Data in this exercise:
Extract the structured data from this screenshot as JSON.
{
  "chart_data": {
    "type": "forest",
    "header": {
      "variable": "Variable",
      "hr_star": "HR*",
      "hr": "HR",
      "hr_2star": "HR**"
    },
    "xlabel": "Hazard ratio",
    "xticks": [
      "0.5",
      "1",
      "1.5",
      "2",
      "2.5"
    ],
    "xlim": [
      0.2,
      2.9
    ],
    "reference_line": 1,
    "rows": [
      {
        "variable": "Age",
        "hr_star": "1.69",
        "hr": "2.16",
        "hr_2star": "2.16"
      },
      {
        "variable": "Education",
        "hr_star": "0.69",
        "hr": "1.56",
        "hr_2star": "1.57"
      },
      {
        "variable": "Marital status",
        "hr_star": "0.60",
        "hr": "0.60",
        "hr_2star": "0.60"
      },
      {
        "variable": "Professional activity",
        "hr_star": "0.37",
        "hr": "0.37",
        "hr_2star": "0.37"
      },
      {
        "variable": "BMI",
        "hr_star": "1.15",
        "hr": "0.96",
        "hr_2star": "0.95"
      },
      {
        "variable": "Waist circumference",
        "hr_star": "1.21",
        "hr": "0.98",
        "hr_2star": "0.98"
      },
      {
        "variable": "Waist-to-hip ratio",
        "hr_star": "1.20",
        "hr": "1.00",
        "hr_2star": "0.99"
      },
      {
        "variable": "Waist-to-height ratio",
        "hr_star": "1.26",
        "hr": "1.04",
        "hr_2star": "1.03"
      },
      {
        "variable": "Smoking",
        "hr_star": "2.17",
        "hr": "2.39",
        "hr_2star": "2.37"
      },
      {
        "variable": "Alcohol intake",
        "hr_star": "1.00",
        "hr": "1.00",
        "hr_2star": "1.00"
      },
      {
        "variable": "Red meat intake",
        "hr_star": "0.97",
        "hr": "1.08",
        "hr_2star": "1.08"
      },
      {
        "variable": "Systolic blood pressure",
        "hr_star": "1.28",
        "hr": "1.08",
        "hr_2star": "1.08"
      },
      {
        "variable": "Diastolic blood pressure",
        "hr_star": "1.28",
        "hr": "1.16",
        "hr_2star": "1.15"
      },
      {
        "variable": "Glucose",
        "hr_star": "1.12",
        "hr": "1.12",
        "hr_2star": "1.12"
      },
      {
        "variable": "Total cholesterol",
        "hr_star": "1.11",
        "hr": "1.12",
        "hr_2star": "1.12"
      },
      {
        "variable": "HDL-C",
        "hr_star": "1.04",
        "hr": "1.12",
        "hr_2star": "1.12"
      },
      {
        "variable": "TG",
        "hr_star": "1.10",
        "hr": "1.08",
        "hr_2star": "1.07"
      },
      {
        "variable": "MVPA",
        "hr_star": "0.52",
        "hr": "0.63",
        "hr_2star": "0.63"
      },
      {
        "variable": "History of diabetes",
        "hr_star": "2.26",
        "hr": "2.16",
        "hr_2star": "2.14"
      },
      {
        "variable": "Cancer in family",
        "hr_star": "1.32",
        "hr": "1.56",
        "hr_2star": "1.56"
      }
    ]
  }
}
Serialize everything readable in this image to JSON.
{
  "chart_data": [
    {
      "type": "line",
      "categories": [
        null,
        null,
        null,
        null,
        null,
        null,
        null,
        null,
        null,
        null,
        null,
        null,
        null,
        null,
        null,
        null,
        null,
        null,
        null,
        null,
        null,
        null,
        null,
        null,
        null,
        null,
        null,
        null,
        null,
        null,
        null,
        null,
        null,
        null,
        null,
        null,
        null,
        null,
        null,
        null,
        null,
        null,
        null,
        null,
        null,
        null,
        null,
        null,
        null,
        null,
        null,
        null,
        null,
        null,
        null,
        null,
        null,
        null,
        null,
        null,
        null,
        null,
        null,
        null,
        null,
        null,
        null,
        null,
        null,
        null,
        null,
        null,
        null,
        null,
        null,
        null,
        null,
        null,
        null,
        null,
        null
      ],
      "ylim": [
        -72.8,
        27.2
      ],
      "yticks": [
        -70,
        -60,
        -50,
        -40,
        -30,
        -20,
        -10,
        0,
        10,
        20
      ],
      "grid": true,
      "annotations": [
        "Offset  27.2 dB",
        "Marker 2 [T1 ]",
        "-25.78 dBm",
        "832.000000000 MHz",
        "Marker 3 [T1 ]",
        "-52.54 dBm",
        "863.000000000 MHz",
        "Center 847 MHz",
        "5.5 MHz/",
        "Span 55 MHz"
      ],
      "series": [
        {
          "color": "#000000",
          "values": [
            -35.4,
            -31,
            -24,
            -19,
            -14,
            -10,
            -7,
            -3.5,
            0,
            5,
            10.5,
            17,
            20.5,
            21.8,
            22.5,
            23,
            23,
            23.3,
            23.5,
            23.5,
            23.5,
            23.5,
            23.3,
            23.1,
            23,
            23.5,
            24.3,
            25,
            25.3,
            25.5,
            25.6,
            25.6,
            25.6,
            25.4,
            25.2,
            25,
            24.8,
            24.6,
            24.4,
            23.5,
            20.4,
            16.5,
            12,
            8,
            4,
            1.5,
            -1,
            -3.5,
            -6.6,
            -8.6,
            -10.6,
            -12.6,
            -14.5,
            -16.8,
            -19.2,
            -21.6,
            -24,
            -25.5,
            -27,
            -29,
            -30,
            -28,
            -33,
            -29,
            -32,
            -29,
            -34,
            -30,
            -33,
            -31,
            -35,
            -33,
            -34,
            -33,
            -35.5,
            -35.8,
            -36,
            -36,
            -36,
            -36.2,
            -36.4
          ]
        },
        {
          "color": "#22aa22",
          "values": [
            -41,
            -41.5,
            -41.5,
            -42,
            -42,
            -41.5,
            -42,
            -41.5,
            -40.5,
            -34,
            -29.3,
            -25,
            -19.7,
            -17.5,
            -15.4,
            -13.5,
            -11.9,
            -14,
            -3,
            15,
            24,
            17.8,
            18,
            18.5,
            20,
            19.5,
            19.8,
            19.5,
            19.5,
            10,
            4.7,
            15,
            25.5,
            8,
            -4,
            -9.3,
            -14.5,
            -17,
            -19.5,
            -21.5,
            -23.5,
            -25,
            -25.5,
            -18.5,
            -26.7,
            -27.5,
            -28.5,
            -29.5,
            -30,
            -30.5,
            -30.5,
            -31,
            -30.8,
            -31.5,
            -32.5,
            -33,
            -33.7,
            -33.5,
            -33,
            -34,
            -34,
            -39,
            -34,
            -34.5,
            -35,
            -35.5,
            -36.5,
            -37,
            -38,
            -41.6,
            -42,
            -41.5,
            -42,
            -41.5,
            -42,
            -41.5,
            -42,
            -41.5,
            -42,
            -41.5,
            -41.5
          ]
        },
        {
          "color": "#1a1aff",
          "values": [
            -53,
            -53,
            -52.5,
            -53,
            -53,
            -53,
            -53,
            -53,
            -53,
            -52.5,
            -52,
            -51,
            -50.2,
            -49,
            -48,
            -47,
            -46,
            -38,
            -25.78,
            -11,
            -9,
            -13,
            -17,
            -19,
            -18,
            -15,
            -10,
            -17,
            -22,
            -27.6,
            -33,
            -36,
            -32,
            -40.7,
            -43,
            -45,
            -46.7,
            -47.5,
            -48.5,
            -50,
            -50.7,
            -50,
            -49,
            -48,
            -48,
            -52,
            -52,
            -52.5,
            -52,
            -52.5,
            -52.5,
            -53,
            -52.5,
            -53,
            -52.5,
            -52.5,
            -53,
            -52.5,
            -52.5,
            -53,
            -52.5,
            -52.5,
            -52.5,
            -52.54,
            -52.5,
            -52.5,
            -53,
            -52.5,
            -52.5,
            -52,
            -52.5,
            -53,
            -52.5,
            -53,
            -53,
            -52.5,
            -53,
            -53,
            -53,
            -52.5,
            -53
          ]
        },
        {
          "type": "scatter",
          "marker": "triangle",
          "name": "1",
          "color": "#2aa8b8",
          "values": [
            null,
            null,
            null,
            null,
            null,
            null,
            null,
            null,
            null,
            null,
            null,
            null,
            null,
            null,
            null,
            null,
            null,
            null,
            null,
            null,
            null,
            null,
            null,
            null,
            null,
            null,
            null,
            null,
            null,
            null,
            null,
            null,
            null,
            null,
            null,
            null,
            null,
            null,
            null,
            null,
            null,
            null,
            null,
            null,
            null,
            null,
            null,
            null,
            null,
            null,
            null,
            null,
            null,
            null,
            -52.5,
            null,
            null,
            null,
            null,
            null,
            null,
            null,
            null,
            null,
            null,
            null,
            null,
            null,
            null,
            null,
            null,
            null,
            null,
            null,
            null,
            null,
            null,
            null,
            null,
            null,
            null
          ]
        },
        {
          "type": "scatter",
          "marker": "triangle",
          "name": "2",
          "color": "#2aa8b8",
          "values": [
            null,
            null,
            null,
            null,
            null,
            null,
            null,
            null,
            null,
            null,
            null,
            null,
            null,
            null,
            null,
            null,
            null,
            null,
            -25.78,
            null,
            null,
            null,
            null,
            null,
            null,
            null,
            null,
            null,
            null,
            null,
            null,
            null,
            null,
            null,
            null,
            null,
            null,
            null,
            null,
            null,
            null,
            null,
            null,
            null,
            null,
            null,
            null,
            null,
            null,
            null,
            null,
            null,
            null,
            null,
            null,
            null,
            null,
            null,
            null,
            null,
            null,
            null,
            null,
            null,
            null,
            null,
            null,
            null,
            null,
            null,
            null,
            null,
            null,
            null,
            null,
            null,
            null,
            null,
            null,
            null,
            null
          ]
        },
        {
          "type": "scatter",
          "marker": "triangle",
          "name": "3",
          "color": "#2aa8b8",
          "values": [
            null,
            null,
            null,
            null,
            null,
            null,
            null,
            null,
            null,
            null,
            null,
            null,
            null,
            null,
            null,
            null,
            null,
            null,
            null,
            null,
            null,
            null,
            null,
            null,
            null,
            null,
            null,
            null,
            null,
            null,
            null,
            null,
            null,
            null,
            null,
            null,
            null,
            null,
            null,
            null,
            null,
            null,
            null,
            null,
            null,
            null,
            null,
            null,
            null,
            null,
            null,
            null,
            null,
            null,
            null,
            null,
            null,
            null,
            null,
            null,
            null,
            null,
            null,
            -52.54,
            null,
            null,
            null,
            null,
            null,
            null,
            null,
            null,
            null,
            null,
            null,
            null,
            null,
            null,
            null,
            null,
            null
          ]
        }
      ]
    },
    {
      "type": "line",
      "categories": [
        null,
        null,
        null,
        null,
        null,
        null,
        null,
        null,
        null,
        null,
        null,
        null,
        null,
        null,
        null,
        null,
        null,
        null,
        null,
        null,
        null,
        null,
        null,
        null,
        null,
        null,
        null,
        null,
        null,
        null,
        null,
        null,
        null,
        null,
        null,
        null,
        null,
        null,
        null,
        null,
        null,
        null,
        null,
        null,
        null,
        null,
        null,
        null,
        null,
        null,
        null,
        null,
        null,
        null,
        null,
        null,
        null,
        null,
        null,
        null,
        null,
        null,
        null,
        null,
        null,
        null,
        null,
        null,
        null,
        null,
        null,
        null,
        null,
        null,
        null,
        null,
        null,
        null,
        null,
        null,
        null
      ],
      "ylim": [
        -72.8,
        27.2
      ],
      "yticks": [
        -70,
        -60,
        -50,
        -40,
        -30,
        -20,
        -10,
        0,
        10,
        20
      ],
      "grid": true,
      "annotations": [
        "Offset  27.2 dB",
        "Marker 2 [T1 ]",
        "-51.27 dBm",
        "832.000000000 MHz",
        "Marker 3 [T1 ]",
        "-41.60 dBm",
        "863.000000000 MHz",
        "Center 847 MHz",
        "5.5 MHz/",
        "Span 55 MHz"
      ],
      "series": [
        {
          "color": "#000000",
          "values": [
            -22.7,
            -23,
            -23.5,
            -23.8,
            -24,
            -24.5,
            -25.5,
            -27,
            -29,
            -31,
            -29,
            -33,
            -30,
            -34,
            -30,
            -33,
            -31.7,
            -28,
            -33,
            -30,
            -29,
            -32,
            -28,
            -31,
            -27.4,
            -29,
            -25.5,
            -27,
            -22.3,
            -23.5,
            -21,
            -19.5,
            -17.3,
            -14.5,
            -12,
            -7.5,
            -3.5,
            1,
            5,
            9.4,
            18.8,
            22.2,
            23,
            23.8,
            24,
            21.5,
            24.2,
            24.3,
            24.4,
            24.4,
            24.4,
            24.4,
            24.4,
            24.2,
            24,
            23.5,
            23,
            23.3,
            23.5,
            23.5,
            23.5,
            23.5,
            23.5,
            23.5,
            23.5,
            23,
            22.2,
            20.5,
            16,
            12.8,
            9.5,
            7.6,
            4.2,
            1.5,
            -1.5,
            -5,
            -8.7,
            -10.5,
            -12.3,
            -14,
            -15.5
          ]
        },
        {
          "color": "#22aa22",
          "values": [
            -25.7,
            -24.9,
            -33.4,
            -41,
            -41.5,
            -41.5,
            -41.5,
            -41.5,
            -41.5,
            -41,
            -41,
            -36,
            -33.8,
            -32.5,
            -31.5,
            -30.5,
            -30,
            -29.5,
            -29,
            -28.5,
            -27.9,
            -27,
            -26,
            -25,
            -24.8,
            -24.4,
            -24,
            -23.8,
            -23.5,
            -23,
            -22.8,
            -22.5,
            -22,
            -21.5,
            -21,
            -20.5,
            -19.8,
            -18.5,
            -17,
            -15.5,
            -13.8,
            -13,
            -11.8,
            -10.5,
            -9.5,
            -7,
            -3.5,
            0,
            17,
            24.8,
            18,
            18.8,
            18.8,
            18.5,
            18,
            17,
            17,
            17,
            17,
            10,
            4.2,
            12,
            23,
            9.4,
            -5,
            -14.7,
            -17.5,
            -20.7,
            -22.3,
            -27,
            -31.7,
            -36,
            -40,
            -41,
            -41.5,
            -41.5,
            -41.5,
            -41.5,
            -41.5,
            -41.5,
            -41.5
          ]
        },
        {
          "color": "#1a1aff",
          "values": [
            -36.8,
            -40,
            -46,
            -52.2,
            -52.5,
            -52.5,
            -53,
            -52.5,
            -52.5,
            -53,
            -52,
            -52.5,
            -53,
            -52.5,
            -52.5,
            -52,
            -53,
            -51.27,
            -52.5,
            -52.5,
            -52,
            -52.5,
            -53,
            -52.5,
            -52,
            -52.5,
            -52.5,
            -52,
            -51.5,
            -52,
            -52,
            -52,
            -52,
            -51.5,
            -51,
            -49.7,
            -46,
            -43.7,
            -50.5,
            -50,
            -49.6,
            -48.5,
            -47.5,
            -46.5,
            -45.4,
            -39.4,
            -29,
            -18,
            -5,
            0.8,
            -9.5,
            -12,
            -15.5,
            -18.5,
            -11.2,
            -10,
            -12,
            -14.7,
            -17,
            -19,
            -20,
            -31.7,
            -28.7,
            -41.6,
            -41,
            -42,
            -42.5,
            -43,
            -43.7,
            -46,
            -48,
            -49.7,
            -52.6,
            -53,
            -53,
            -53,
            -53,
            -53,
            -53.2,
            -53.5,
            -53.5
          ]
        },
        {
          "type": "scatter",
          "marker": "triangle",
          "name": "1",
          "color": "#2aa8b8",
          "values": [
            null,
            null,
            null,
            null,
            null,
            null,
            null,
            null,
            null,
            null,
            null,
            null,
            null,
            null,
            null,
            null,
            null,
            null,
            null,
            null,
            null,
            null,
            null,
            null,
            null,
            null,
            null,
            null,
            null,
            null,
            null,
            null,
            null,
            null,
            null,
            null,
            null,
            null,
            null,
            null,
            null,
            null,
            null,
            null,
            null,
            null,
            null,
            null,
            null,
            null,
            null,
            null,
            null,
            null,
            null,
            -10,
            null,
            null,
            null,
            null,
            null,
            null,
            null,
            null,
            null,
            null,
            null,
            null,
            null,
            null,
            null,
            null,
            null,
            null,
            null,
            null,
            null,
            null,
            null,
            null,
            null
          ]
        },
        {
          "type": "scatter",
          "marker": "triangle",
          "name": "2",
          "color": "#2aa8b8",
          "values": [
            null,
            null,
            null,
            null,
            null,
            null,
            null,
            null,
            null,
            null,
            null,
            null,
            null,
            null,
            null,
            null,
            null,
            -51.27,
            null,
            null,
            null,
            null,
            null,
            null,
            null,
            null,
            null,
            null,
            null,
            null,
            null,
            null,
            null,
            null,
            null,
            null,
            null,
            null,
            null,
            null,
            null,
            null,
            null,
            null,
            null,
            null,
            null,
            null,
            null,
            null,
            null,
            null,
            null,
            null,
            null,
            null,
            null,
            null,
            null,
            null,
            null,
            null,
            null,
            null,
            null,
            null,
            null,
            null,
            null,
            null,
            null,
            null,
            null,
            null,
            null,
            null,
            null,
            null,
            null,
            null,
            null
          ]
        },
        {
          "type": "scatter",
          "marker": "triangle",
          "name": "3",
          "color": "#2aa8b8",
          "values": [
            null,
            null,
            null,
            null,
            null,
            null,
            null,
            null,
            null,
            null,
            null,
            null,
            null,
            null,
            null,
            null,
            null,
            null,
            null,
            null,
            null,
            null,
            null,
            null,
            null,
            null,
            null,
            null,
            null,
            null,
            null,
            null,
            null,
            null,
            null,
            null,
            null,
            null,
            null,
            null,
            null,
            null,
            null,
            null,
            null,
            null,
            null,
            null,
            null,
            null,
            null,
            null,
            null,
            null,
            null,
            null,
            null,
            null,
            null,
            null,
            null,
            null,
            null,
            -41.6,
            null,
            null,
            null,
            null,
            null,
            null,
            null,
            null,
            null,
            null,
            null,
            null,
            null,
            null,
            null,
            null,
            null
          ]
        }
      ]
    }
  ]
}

Direction: Using the data above, copy each line that contains "pressure".

Complete response:
        "variable": "Systolic blood pressure",
        "variable": "Diastolic blood pressure",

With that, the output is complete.